Written problem
From the listing below, copy every line with the word "Finland".
## BEGIN Excerpted data
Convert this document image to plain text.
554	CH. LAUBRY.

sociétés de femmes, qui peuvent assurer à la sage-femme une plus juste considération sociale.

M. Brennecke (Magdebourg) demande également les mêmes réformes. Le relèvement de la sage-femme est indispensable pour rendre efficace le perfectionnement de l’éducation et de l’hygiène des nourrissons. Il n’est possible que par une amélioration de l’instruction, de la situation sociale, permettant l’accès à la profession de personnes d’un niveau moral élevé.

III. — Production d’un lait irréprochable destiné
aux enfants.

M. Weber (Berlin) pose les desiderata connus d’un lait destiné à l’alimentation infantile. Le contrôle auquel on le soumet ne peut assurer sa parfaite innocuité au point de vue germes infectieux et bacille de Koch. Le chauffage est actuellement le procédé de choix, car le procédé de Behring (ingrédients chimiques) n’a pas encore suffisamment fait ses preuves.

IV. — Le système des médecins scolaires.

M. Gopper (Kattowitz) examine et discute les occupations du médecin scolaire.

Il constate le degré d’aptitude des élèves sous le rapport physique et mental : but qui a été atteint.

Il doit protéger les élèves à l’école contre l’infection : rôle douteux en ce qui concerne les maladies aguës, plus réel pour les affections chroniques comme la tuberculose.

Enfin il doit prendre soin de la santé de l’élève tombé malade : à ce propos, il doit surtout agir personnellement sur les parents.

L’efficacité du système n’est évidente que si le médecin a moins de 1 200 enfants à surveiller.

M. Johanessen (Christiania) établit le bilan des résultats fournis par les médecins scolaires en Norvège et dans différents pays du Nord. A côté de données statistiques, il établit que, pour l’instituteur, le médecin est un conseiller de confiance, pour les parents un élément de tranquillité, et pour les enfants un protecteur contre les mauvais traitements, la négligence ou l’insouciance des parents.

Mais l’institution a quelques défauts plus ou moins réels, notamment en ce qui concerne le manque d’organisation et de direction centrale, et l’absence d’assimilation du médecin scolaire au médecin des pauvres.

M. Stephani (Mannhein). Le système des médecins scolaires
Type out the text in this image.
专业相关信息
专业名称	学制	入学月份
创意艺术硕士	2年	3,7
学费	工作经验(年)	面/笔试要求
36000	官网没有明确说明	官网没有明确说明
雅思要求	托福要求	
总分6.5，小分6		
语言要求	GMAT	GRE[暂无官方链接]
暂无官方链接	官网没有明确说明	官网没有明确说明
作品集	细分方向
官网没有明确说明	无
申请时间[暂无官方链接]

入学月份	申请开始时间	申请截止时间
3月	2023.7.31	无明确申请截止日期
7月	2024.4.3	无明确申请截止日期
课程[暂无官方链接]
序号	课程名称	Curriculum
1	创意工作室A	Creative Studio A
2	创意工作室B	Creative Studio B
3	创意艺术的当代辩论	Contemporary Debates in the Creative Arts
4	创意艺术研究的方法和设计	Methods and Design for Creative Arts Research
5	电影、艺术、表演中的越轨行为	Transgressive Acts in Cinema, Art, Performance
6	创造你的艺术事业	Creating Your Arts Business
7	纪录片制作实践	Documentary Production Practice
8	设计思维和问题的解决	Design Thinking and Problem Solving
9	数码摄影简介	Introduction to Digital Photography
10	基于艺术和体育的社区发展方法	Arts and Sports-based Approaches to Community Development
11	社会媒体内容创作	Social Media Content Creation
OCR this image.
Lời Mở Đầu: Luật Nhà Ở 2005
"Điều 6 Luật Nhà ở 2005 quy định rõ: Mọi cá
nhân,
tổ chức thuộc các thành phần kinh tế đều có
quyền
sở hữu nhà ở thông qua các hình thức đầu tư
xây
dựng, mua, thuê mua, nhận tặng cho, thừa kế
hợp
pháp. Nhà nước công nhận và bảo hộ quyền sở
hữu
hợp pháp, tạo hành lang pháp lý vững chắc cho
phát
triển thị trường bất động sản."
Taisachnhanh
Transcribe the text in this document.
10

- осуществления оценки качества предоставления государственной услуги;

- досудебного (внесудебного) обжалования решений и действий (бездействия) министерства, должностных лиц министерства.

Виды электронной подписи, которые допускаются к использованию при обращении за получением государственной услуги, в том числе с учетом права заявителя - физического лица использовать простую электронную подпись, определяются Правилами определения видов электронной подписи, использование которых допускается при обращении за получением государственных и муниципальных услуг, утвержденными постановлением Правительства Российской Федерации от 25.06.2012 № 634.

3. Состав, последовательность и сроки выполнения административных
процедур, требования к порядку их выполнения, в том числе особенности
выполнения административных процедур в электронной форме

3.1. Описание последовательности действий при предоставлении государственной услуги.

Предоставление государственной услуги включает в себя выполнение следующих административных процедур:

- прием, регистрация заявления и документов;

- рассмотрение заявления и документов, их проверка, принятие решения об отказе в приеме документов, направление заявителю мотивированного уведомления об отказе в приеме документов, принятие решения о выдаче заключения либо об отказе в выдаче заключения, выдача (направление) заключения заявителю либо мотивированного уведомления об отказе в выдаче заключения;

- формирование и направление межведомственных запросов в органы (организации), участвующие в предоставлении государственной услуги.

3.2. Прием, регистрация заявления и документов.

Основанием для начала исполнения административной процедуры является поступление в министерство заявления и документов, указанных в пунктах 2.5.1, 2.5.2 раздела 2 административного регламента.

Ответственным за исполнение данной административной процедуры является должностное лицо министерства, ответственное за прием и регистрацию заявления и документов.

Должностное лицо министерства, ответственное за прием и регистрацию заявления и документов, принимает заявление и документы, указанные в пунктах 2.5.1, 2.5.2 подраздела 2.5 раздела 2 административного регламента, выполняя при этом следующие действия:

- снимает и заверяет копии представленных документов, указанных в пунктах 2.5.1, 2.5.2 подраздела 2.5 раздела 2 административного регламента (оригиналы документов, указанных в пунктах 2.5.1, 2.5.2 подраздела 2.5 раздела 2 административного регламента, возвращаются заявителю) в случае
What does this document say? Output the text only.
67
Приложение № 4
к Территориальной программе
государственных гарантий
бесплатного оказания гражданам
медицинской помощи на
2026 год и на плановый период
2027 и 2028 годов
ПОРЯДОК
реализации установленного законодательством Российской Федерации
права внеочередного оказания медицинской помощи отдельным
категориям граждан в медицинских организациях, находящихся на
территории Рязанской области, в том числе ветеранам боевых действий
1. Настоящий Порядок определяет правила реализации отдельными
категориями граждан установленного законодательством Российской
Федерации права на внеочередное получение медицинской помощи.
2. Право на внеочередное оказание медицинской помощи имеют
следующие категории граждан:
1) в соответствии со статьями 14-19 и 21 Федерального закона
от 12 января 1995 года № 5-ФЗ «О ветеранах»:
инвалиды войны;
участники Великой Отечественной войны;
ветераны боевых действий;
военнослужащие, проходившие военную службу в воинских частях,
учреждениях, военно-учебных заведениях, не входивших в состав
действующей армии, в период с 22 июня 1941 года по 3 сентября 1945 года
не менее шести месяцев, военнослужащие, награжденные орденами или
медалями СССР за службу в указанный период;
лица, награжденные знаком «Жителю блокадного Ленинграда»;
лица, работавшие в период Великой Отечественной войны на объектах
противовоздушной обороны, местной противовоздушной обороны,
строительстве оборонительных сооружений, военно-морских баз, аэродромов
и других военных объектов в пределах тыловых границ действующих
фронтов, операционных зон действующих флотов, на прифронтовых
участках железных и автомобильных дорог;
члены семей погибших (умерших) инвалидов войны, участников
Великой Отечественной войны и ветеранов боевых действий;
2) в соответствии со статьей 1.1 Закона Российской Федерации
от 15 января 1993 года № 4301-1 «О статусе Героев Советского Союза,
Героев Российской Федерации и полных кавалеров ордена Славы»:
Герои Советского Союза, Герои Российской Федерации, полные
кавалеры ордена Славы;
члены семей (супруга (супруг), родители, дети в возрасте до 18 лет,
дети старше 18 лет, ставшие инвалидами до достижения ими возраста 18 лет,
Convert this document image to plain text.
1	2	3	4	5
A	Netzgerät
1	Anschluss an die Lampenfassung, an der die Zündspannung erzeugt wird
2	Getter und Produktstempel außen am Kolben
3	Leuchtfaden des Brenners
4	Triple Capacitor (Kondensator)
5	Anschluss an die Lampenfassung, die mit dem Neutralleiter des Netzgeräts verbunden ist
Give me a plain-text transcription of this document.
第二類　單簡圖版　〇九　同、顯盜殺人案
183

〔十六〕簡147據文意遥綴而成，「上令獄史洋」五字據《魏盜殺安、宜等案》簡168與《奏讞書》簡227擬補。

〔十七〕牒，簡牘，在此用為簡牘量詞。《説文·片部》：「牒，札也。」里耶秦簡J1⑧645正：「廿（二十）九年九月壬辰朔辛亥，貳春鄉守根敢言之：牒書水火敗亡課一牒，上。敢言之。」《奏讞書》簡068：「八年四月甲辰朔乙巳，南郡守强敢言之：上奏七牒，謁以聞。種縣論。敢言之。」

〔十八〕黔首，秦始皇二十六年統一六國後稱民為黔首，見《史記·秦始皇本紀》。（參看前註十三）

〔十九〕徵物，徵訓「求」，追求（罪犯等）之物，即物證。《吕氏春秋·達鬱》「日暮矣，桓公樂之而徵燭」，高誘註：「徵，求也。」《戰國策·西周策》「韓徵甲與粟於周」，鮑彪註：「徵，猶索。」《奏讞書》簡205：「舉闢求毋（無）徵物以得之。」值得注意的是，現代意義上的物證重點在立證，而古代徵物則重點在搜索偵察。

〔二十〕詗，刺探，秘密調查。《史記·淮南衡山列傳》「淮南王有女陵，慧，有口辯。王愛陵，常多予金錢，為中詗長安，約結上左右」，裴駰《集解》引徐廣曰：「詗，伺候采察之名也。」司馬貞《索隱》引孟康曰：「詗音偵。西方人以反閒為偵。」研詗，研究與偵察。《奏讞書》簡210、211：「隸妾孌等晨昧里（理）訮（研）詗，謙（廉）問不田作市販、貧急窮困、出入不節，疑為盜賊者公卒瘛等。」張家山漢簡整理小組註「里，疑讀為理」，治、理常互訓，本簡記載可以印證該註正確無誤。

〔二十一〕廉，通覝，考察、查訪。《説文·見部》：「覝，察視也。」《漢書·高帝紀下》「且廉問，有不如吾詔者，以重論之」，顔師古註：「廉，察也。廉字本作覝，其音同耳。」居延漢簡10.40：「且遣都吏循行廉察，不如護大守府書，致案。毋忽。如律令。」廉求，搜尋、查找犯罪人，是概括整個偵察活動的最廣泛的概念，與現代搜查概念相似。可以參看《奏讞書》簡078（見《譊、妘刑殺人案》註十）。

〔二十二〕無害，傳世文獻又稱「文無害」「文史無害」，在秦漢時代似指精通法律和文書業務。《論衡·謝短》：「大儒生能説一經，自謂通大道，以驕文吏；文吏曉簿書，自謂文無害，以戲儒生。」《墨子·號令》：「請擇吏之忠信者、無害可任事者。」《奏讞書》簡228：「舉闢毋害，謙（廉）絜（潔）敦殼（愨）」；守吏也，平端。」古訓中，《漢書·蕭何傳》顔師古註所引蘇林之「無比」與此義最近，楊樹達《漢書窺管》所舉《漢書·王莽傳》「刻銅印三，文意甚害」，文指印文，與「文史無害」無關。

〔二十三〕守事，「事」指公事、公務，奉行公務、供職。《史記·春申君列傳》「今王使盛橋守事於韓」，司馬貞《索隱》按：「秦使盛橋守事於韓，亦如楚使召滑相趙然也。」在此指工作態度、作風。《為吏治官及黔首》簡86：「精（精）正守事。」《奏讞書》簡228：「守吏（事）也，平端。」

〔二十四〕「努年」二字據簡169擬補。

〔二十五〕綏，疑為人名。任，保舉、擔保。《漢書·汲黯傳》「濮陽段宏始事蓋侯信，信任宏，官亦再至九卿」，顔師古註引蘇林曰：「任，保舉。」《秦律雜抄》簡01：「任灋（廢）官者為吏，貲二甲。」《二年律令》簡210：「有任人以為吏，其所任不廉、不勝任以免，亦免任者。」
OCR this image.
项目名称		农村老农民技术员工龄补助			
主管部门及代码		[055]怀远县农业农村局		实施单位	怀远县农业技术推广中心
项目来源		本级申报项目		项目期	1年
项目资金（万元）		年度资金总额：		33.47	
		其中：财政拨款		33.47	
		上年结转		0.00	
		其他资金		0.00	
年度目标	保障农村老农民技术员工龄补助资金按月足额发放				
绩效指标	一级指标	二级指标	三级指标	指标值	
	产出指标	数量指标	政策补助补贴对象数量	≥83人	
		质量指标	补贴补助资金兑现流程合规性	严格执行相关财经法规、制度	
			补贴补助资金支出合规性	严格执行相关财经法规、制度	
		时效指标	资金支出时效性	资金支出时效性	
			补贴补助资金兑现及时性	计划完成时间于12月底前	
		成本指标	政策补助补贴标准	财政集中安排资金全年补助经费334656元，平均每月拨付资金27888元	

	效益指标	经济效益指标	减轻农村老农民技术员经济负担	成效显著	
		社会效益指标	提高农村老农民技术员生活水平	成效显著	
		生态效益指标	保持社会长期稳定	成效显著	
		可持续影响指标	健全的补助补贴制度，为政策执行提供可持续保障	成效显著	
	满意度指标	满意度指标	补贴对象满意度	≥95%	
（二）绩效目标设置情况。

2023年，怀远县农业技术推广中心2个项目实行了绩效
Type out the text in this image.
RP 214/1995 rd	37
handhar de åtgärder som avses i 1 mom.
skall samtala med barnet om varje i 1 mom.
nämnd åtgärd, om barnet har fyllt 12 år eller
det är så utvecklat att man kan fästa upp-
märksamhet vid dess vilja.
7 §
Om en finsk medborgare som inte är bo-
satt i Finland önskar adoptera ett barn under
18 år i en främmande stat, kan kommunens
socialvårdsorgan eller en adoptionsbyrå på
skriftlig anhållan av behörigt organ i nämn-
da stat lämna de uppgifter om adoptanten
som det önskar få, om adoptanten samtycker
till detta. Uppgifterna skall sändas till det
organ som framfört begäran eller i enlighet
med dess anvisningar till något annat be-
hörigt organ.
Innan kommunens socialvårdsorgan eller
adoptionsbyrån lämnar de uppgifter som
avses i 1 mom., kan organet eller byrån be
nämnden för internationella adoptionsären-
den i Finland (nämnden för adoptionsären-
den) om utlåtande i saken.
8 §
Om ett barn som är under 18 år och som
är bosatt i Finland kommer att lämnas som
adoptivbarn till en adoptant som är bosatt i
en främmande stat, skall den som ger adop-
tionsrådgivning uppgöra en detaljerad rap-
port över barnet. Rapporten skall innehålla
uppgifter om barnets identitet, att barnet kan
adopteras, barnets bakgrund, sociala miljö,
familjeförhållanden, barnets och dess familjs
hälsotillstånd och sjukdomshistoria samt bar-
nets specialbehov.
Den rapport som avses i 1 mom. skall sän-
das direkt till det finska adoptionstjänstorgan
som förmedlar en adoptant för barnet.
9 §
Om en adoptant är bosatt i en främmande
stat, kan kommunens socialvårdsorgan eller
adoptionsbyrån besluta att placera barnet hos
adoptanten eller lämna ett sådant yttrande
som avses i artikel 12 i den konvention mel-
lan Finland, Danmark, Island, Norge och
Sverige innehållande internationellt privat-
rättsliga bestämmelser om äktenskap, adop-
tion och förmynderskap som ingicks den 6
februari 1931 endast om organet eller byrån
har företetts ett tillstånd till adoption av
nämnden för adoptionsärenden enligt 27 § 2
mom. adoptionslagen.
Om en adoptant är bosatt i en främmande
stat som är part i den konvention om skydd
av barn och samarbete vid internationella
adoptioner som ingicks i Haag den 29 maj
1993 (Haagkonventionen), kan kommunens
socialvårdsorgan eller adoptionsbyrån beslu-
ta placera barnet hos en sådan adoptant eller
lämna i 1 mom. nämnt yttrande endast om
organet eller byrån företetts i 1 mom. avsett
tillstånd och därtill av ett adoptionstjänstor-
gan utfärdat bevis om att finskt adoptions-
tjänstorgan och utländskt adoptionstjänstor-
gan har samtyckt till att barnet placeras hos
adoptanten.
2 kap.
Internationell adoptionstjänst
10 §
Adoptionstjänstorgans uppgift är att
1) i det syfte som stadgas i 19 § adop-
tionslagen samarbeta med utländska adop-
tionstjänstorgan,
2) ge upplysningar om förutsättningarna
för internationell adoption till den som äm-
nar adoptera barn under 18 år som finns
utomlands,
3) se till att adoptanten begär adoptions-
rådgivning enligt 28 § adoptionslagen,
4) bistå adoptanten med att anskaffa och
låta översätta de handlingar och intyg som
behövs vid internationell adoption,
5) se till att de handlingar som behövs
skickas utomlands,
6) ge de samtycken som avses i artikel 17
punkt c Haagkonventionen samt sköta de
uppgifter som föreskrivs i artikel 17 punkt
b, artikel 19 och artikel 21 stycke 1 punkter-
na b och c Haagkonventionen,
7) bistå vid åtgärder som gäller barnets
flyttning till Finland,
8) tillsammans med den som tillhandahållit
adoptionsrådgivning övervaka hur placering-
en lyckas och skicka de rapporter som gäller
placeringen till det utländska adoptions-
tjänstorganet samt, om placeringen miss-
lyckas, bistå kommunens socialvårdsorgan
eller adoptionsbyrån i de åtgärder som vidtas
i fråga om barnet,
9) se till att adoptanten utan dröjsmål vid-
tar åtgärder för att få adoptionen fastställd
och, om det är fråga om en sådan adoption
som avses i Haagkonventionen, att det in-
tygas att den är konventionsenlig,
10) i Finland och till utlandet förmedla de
## END Excerpted data
Answer for the task
satt i Finland önskar adoptera ett barn under
den i Finland (nämnden för adoptionsären-
är bosatt i Finland kommer att lämnas som
lan Finland, Danmark, Island, Norge och
flyttning till Finland,
10) i Finland och till utlandet förmedla de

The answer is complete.